Work to do: Pick out every line with the word "angle" and copy it.

:: Data for this task

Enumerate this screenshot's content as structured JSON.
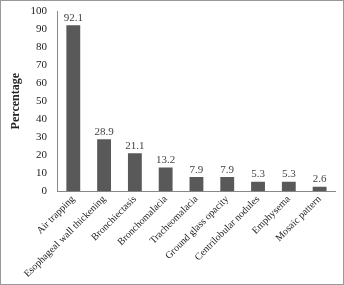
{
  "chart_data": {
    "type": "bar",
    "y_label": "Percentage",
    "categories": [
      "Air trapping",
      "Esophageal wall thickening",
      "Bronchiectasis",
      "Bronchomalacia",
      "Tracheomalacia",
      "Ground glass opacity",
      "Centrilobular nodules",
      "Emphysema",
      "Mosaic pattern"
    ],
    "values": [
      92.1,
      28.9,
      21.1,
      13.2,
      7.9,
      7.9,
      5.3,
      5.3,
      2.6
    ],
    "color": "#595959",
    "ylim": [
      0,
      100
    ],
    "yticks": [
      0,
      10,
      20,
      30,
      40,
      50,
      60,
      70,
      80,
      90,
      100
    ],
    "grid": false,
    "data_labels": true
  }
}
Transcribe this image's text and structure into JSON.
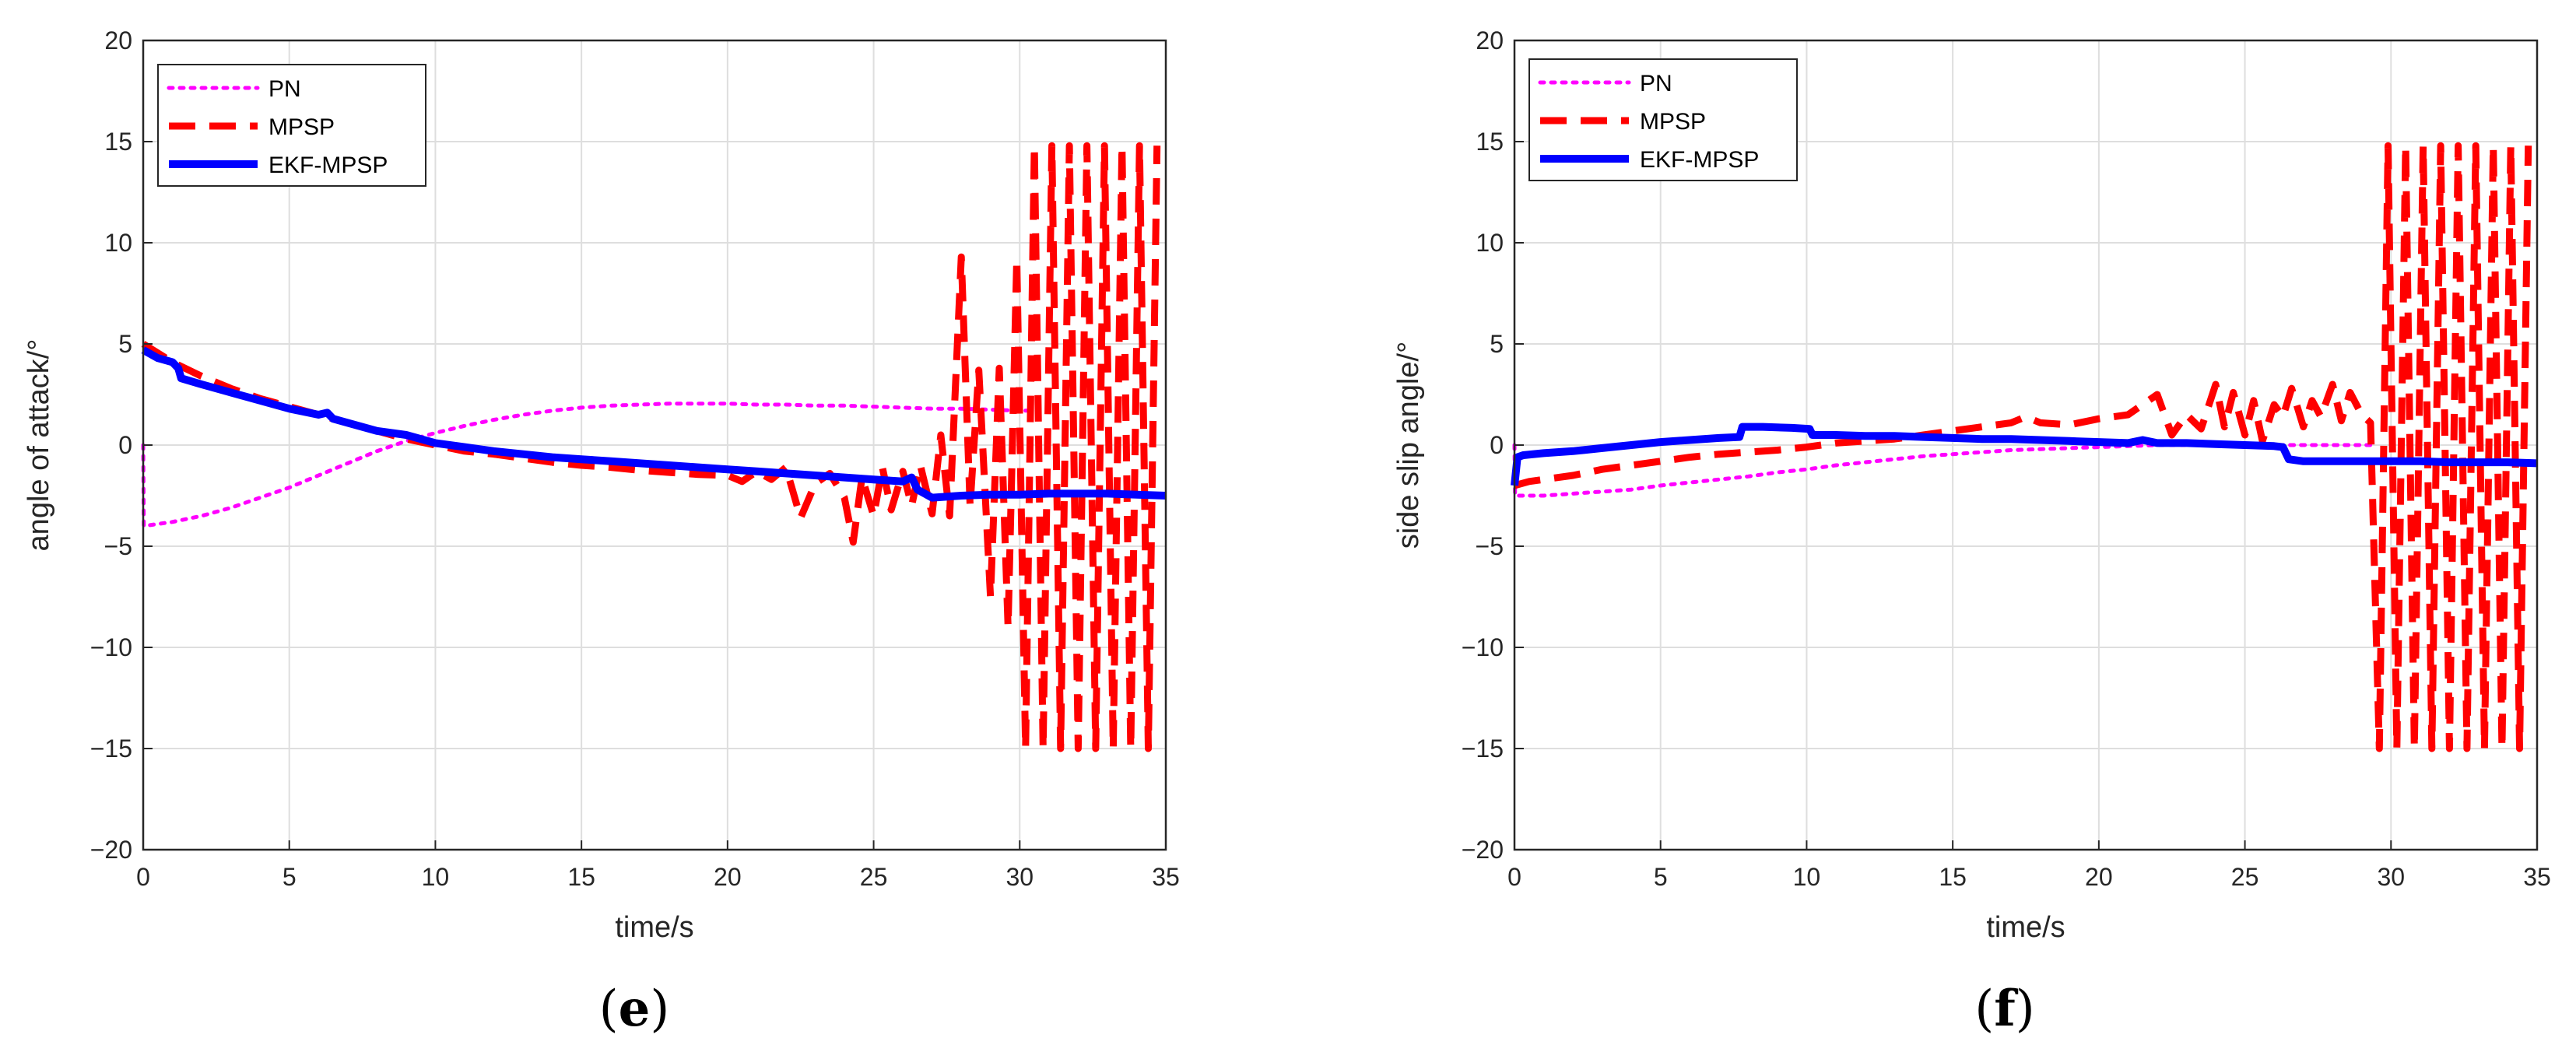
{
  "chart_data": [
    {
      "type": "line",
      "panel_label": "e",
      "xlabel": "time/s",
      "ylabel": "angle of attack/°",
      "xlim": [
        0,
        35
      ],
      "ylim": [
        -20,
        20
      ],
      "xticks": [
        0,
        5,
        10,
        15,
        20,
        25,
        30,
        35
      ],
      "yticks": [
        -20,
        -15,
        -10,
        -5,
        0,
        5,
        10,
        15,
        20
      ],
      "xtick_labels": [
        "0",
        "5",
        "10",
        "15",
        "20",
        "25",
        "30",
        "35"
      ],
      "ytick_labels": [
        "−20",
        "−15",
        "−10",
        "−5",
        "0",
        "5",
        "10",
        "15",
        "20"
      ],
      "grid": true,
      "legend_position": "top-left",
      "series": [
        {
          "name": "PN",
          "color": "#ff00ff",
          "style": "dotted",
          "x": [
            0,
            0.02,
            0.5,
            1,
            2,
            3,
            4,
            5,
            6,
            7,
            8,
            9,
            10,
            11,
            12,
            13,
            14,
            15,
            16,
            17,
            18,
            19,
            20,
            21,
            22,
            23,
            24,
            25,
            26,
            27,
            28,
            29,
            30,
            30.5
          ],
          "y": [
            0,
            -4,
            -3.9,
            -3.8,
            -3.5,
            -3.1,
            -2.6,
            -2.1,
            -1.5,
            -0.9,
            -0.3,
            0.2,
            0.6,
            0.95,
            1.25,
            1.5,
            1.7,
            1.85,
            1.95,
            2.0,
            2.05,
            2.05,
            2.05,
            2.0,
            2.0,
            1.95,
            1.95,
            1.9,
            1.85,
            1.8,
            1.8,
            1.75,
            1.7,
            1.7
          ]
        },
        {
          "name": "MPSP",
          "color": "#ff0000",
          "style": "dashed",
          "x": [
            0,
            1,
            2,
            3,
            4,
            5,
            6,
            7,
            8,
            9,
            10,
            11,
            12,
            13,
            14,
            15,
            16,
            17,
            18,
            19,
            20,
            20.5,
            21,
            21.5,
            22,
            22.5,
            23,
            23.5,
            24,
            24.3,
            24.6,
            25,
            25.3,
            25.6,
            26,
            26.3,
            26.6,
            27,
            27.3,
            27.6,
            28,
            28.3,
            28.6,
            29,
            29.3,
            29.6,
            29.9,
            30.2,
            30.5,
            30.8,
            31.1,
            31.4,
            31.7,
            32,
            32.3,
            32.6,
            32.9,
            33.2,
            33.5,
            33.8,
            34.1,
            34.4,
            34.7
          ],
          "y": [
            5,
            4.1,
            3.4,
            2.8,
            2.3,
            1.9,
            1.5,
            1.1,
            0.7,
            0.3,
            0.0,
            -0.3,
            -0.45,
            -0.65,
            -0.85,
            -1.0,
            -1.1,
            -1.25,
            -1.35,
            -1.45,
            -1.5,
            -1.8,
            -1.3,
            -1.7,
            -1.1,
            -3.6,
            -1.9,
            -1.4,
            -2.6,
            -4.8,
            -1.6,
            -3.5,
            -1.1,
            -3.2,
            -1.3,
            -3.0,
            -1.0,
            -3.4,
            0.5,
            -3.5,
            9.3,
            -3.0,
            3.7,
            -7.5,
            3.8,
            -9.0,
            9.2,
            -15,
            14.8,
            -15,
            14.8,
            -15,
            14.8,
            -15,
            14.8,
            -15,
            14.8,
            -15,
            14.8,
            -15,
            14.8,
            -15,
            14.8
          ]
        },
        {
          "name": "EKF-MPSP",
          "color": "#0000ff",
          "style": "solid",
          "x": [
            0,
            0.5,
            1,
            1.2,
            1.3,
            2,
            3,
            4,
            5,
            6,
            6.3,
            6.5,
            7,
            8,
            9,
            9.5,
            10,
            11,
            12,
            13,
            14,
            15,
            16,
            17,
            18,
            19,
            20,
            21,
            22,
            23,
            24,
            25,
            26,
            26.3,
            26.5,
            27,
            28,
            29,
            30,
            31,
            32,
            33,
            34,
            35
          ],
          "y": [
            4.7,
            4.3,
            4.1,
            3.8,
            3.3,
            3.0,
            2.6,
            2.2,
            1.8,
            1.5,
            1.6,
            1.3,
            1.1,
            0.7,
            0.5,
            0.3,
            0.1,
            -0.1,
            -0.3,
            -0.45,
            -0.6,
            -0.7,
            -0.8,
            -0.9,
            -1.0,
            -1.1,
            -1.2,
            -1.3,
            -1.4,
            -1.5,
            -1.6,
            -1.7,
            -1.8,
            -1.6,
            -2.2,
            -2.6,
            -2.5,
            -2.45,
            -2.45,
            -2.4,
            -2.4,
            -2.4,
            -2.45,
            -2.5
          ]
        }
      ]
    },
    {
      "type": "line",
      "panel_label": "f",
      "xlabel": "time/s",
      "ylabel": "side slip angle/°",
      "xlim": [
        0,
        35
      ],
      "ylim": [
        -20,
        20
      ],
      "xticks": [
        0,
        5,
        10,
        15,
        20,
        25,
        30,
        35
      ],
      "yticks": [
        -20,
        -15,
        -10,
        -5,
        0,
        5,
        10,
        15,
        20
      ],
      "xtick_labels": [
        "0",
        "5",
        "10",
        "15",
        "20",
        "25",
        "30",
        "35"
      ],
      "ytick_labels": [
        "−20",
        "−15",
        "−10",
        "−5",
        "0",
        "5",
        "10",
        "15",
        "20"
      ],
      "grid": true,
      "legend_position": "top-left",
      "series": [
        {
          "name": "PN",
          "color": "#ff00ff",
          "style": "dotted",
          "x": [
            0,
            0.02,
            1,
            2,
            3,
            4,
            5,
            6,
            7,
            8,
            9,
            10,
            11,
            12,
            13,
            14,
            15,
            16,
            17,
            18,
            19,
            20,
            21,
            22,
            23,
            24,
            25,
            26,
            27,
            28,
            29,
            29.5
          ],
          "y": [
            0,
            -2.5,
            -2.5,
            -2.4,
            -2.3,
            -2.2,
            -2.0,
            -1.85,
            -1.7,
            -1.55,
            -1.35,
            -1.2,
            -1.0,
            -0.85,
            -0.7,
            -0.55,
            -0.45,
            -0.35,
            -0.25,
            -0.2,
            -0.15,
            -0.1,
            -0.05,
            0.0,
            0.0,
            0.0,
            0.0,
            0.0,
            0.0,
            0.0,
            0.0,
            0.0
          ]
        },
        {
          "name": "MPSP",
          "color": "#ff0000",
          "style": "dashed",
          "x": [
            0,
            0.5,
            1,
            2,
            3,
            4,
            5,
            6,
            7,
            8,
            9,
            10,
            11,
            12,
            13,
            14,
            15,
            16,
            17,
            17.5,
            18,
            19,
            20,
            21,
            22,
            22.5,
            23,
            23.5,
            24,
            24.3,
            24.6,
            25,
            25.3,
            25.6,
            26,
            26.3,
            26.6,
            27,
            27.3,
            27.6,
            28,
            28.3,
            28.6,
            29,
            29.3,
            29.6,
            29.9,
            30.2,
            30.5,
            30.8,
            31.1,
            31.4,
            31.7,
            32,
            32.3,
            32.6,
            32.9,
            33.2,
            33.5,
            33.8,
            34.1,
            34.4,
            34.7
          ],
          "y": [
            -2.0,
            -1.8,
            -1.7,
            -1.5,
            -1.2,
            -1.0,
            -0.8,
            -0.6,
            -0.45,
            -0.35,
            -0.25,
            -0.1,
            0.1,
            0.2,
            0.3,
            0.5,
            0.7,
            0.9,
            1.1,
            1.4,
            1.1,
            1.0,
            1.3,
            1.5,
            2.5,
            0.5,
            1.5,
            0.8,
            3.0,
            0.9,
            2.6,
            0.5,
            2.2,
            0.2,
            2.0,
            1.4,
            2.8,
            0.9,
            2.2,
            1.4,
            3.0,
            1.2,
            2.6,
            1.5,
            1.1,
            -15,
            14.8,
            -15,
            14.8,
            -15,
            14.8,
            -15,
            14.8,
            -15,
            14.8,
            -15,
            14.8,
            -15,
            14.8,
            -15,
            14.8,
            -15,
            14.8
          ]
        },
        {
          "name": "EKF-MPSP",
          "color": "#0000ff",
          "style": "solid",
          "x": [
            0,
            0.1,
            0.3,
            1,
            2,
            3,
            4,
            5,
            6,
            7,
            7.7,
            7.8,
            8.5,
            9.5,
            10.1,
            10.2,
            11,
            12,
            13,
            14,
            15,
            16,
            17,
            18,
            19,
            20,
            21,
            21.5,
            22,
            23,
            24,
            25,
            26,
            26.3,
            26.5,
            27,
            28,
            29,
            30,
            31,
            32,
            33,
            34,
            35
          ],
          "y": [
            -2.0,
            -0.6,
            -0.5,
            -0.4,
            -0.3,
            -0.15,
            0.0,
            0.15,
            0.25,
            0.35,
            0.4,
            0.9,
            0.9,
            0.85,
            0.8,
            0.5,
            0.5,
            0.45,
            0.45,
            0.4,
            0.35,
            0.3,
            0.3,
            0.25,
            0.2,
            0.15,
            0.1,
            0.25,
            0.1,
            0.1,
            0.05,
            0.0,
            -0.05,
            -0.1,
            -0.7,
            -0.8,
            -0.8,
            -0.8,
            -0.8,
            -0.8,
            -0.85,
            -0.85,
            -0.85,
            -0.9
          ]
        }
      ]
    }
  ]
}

::::

Full answer:
      "ylabel": "angle of attack/°",
      "ylabel": "side slip angle/°",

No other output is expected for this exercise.